## Short task
All entries should be output exactly as they stand.

## Record extracts
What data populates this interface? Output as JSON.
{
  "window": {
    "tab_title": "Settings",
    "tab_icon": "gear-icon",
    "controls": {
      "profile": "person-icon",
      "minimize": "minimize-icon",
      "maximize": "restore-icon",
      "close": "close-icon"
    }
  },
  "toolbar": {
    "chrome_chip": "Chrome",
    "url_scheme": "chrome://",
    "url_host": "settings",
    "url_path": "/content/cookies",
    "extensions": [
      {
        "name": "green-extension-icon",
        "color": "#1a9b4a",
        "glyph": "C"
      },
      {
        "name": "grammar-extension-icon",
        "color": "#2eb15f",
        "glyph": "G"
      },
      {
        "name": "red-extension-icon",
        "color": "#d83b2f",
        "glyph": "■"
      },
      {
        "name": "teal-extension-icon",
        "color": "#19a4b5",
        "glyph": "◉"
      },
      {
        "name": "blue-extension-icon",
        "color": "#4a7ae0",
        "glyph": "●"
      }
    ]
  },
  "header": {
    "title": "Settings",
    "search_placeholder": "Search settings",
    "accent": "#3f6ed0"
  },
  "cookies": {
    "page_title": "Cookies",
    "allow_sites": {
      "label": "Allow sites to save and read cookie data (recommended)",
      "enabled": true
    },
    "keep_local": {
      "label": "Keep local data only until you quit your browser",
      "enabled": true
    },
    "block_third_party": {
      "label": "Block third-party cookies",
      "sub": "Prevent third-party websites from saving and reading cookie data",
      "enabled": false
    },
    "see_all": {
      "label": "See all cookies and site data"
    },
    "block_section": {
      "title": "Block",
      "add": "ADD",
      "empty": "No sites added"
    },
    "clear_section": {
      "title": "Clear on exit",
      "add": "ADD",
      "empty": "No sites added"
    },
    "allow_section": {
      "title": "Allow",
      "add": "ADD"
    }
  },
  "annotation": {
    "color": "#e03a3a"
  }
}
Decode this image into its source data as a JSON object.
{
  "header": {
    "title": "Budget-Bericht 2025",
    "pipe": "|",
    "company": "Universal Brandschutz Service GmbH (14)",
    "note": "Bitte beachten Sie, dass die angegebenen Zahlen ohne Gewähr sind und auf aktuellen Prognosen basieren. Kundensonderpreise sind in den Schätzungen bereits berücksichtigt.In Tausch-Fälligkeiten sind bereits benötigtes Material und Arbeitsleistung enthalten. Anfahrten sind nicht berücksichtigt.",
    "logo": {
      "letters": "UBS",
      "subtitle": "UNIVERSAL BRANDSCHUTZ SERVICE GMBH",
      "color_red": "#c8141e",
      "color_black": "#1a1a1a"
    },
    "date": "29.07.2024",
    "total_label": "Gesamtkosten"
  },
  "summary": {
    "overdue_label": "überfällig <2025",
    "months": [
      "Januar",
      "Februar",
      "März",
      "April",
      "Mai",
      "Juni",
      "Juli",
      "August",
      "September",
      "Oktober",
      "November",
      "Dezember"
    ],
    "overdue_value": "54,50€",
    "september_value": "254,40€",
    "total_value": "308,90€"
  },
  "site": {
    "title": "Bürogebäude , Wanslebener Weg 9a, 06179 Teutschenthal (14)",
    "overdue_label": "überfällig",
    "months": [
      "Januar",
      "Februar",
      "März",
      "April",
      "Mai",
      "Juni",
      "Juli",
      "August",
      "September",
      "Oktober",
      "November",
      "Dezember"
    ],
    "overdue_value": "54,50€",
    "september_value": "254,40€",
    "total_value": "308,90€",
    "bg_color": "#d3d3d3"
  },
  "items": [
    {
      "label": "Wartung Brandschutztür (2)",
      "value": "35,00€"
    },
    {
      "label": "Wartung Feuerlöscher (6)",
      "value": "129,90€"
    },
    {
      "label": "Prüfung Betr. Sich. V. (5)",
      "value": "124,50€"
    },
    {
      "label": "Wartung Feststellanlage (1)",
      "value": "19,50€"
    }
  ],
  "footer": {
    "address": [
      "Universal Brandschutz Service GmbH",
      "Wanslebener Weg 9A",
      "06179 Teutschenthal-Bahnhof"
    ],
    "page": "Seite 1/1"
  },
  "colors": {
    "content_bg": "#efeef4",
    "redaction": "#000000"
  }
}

## Answer
What data populates this interface? Output as JSON.
{
  "window": {
    "tab_title": "Settings",
    "tab_icon": "gear-icon",
    "controls": {
      "profile": "person-icon",
      "minimize": "minimize-icon",
      "maximize": "restore-icon",
      "close": "close-icon"
    }
  },
  "toolbar": {
    "chrome_chip": "Chrome",
    "url_scheme": "chrome://",
    "url_host": "settings",
    "url_path": "/content/cookies",
    "extensions": [
      {
        "name": "green-extension-icon",
        "color": "#1a9b4a",
        "glyph": "C"
      },
      {
        "name": "grammar-extension-icon",
        "color": "#2eb15f",
        "glyph": "G"
      },
      {
        "name": "red-extension-icon",
        "color": "#d83b2f",
        "glyph": "■"
      },
      {
        "name": "teal-extension-icon",
        "color": "#19a4b5",
        "glyph": "◉"
      },
      {
        "name": "blue-extension-icon",
        "color": "#4a7ae0",
        "glyph": "●"
      }
    ]
  },
  "header": {
    "title": "Settings",
    "search_placeholder": "Search settings",
    "accent": "#3f6ed0"
  },
  "cookies": {
    "page_title": "Cookies",
    "allow_sites": {
      "label": "Allow sites to save and read cookie data (recommended)",
      "enabled": true
    },
    "keep_local": {
      "label": "Keep local data only until you quit your browser",
      "enabled": true
    },
    "block_third_party": {
      "label": "Block third-party cookies",
      "sub": "Prevent third-party websites from saving and reading cookie data",
      "enabled": false
    },
    "see_all": {
      "label": "See all cookies and site data"
    },
    "block_section": {
      "title": "Block",
      "add": "ADD",
      "empty": "No sites added"
    },
    "clear_section": {
      "title": "Clear on exit",
      "add": "ADD",
      "empty": "No sites added"
    },
    "allow_section": {
      "title": "Allow",
      "add": "ADD"
    }
  },
  "annotation": {
    "color": "#e03a3a"
  }
}
Decode this image into its source data as a JSON object.
{
  "header": {
    "title": "Budget-Bericht 2025",
    "pipe": "|",
    "company": "Universal Brandschutz Service GmbH (14)",
    "note": "Bitte beachten Sie, dass die angegebenen Zahlen ohne Gewähr sind und auf aktuellen Prognosen basieren. Kundensonderpreise sind in den Schätzungen bereits berücksichtigt.In Tausch-Fälligkeiten sind bereits benötigtes Material und Arbeitsleistung enthalten. Anfahrten sind nicht berücksichtigt.",
    "logo": {
      "letters": "UBS",
      "subtitle": "UNIVERSAL BRANDSCHUTZ SERVICE GMBH",
      "color_red": "#c8141e",
      "color_black": "#1a1a1a"
    },
    "date": "29.07.2024",
    "total_label": "Gesamtkosten"
  },
  "summary": {
    "overdue_label": "überfällig <2025",
    "months": [
      "Januar",
      "Februar",
      "März",
      "April",
      "Mai",
      "Juni",
      "Juli",
      "August",
      "September",
      "Oktober",
      "November",
      "Dezember"
    ],
    "overdue_value": "54,50€",
    "september_value": "254,40€",
    "total_value": "308,90€"
  },
  "site": {
    "title": "Bürogebäude , Wanslebener Weg 9a, 06179 Teutschenthal (14)",
    "overdue_label": "überfällig",
    "months": [
      "Januar",
      "Februar",
      "März",
      "April",
      "Mai",
      "Juni",
      "Juli",
      "August",
      "September",
      "Oktober",
      "November",
      "Dezember"
    ],
    "overdue_value": "54,50€",
    "september_value": "254,40€",
    "total_value": "308,90€",
    "bg_color": "#d3d3d3"
  },
  "items": [
    {
      "label": "Wartung Brandschutztür (2)",
      "value": "35,00€"
    },
    {
      "label": "Wartung Feuerlöscher (6)",
      "value": "129,90€"
    },
    {
      "label": "Prüfung Betr. Sich. V. (5)",
      "value": "124,50€"
    },
    {
      "label": "Wartung Feststellanlage (1)",
      "value": "19,50€"
    }
  ],
  "footer": {
    "address": [
      "Universal Brandschutz Service GmbH",
      "Wanslebener Weg 9A",
      "06179 Teutschenthal-Bahnhof"
    ],
    "page": "Seite 1/1"
  },
  "colors": {
    "content_bg": "#efeef4",
    "redaction": "#000000"
  }
}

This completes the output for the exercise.